Only the number is wanted: how many lines hold the word "page"?

※ ※ ※

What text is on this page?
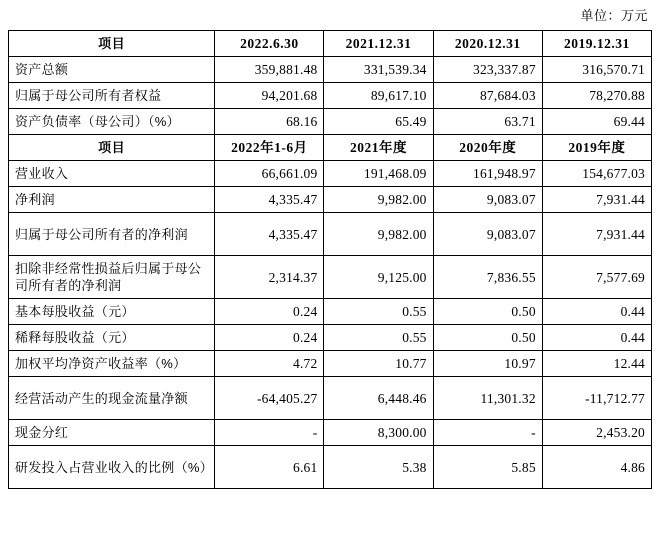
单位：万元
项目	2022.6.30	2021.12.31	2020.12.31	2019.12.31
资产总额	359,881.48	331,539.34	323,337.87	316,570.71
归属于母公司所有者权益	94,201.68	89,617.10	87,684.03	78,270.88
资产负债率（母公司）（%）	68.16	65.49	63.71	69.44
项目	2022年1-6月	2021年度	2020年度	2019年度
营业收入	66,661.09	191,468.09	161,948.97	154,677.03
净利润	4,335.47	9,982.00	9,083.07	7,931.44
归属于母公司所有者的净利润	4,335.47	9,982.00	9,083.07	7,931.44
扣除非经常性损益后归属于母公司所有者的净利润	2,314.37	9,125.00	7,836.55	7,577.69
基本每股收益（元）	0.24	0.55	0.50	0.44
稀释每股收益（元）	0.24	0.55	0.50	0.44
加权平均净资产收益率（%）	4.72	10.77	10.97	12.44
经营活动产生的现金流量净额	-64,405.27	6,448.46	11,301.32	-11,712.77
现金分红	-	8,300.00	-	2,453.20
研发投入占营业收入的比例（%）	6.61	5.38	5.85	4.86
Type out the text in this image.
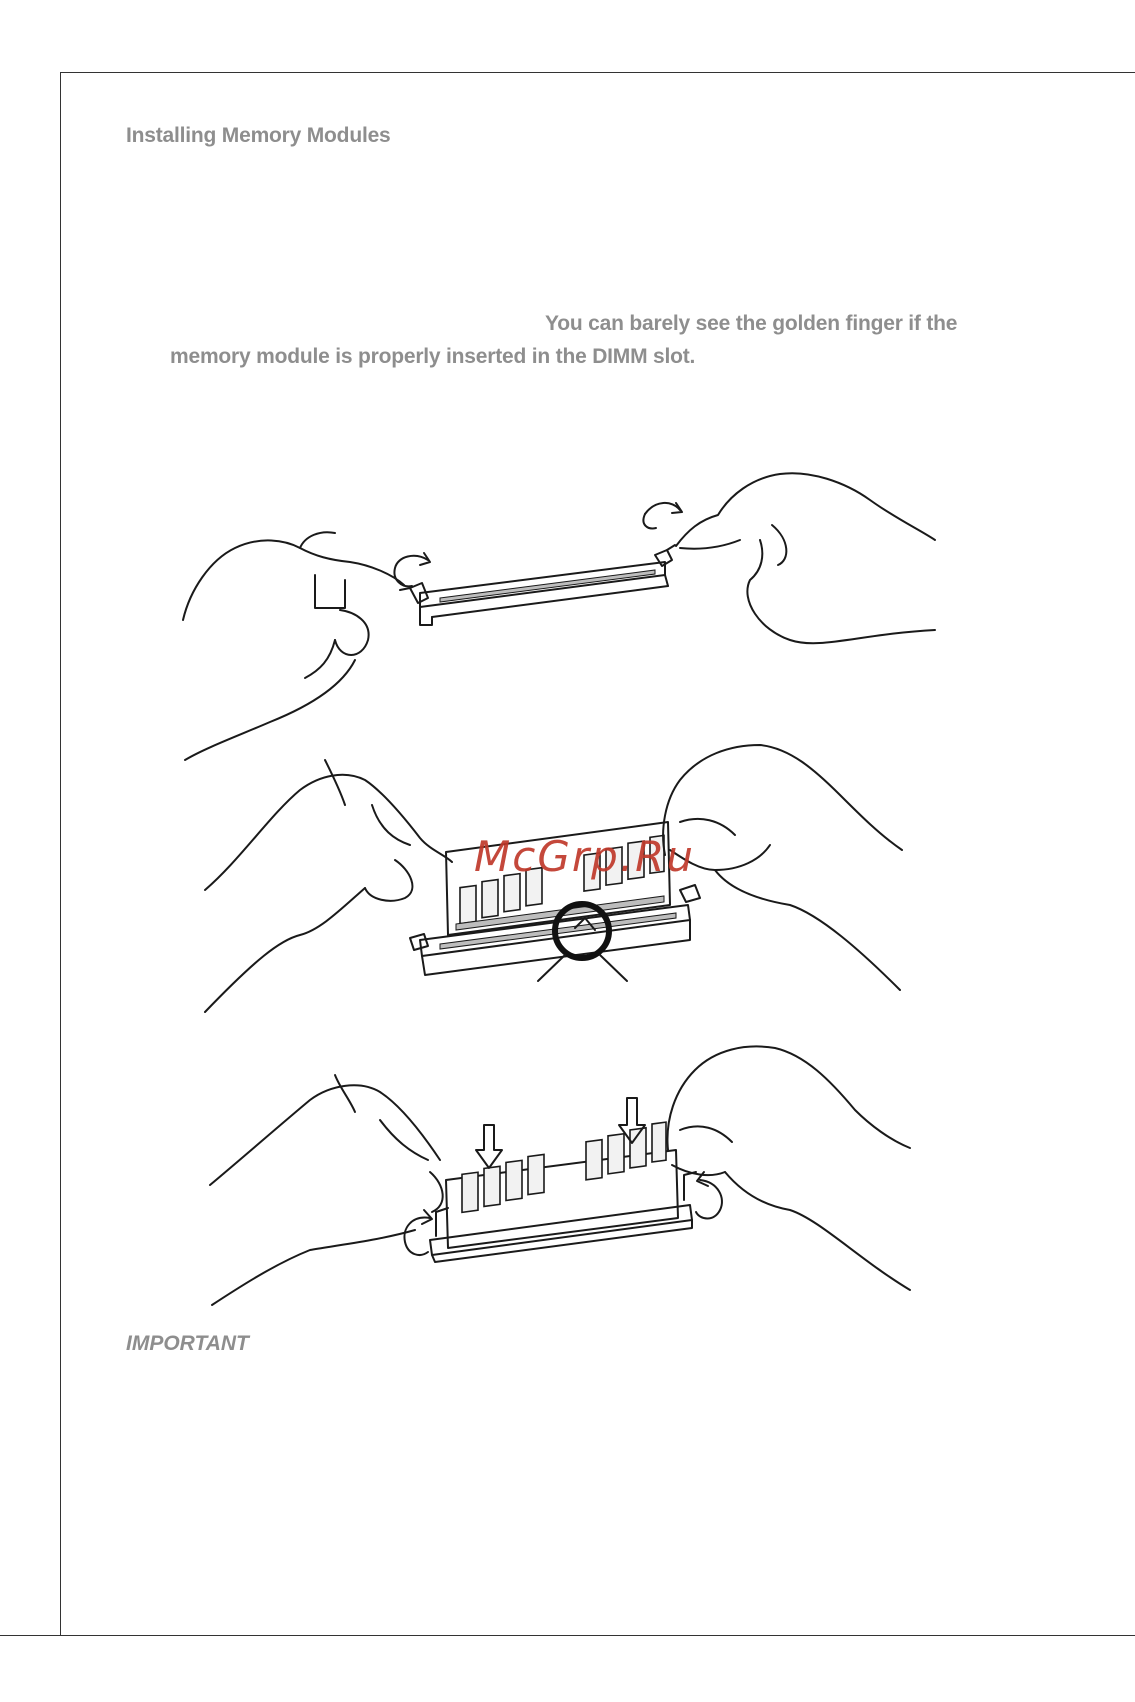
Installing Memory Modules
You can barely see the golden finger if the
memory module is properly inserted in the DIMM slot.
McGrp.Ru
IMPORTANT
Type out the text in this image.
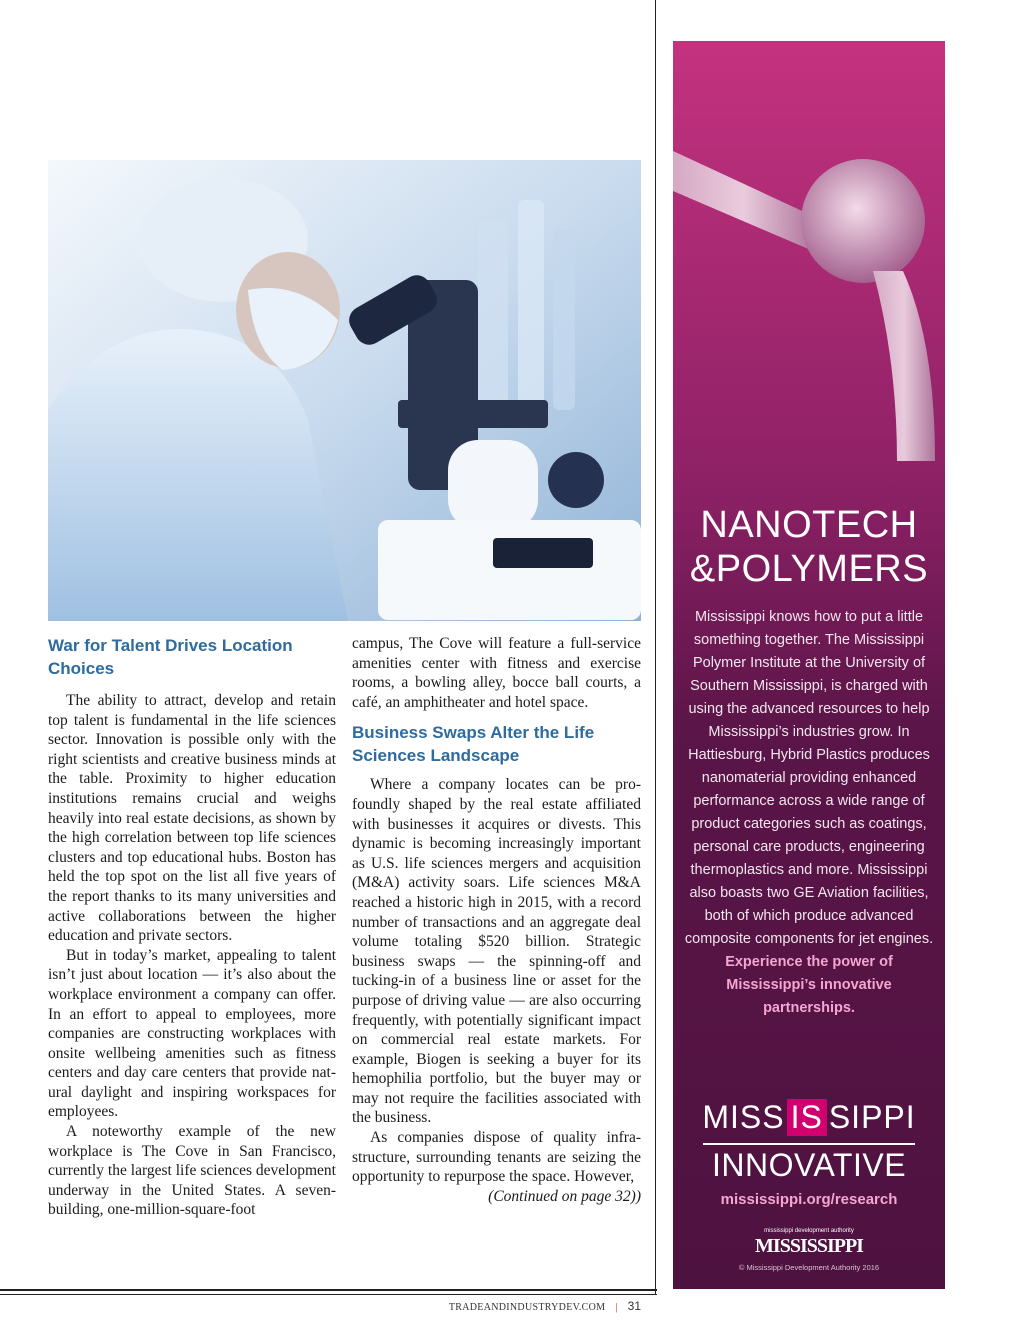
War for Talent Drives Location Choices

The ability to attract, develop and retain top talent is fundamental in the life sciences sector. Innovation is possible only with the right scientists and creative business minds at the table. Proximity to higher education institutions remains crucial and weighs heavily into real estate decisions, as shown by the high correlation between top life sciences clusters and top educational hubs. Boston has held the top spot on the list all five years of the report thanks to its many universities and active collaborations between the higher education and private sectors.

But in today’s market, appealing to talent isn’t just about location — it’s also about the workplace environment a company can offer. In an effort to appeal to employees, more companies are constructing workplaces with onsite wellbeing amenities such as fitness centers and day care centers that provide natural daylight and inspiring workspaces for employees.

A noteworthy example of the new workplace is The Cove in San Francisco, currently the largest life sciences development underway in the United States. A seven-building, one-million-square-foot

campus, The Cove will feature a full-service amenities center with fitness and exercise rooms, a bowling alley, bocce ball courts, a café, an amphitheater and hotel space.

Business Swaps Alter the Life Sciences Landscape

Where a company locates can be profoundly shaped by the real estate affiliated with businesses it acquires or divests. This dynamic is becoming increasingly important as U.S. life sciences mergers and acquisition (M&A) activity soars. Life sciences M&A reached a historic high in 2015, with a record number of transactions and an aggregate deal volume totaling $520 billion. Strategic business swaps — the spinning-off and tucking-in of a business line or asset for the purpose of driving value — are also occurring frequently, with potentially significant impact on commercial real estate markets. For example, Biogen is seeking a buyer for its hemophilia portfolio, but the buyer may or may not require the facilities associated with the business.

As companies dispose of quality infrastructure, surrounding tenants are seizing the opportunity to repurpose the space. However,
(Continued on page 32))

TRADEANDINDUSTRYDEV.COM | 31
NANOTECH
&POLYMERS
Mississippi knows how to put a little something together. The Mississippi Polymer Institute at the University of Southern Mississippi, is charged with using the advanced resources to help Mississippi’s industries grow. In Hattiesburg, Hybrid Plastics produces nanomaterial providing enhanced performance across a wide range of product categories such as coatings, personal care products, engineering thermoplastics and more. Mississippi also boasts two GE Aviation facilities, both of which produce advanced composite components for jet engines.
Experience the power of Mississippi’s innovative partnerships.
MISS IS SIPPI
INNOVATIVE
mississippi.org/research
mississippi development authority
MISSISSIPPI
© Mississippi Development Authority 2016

※ ※ ※

» Output for this exercise
2